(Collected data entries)
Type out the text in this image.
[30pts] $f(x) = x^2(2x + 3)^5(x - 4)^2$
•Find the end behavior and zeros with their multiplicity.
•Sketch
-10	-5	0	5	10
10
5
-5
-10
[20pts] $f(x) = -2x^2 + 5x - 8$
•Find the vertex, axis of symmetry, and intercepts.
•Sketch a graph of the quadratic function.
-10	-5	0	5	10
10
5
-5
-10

...

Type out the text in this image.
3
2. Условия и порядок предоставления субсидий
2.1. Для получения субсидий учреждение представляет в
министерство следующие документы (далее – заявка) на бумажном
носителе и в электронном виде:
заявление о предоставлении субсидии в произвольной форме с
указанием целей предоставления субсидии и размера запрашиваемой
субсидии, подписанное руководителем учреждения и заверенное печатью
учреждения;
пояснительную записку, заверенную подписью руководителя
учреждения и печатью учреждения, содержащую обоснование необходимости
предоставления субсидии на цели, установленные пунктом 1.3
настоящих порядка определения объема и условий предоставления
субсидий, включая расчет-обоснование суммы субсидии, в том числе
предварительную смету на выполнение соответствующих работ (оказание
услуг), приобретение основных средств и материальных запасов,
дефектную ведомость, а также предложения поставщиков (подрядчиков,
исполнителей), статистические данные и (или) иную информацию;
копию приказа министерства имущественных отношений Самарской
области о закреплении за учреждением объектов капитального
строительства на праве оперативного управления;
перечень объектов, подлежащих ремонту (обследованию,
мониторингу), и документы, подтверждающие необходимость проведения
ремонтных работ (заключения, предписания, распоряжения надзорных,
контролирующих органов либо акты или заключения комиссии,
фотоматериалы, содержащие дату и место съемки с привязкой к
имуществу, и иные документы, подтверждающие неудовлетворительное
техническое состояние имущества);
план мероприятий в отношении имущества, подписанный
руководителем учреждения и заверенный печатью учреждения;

...

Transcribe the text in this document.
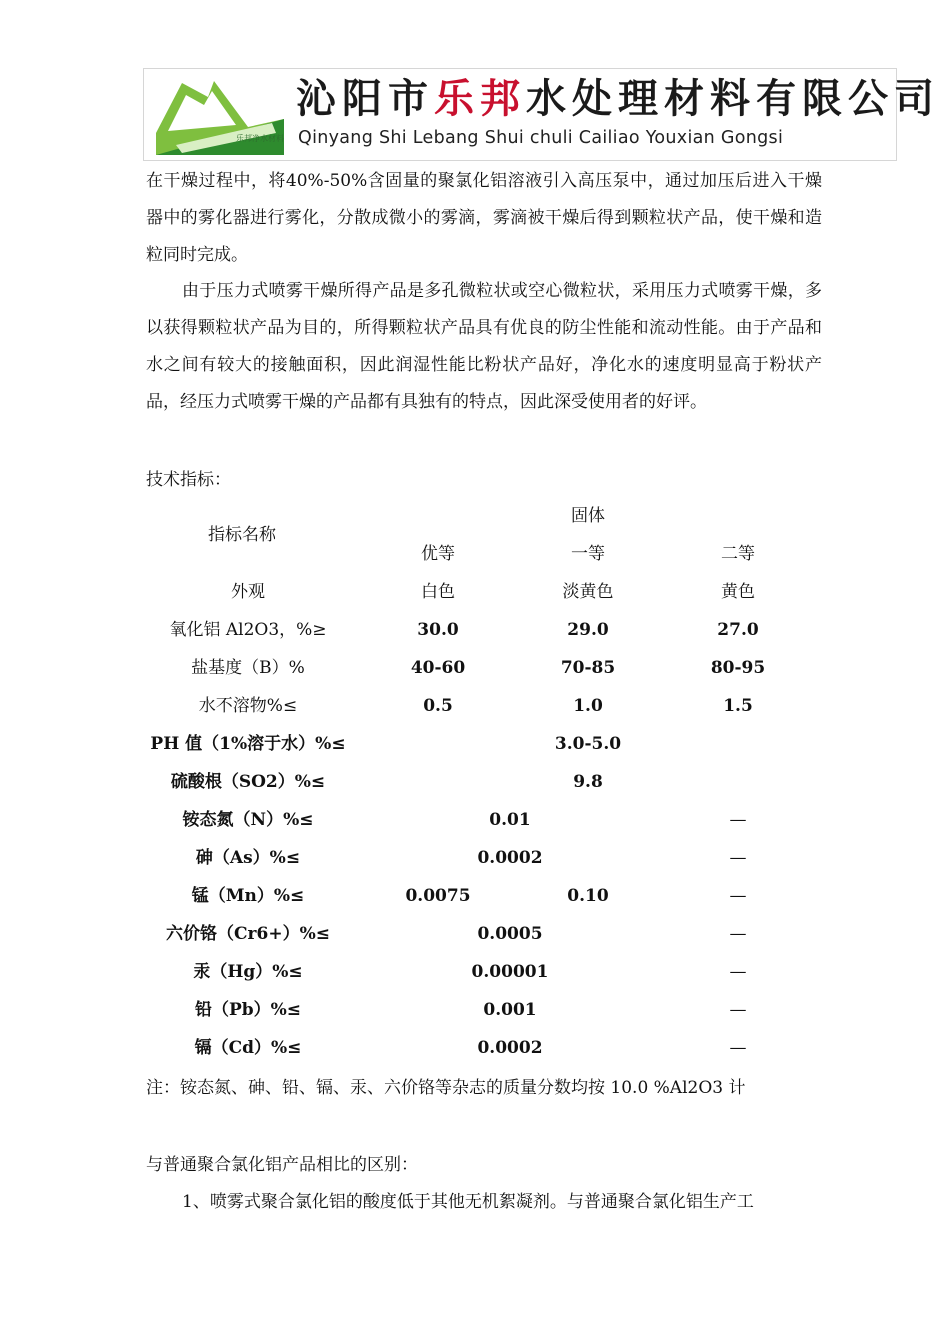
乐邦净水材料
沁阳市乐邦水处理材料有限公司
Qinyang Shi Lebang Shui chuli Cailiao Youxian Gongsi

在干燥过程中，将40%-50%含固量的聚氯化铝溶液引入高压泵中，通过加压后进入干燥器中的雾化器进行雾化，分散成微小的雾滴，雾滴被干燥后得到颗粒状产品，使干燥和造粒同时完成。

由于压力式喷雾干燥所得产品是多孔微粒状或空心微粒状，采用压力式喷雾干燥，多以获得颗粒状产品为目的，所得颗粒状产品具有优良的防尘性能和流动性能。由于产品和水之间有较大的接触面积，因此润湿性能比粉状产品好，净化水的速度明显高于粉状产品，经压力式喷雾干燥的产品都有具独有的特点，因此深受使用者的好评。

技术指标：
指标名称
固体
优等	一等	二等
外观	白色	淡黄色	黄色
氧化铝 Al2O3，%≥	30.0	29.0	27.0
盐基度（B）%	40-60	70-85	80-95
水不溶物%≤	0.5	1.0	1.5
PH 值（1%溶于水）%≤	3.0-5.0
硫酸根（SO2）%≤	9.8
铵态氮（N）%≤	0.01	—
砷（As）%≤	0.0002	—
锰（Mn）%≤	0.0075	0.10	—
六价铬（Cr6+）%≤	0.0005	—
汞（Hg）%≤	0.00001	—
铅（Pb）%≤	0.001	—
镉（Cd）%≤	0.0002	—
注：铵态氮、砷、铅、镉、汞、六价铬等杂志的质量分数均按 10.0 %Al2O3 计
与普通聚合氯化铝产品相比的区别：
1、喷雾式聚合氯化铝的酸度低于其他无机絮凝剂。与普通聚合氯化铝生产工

* [EXERCISE BRIEF] Pull out each line containing the word "объектов" and copy it.

* [COMPLETE ANSWER]
области о закреплении за учреждением объектов капитального
перечень объектов, подлежащих ремонту (обследованию,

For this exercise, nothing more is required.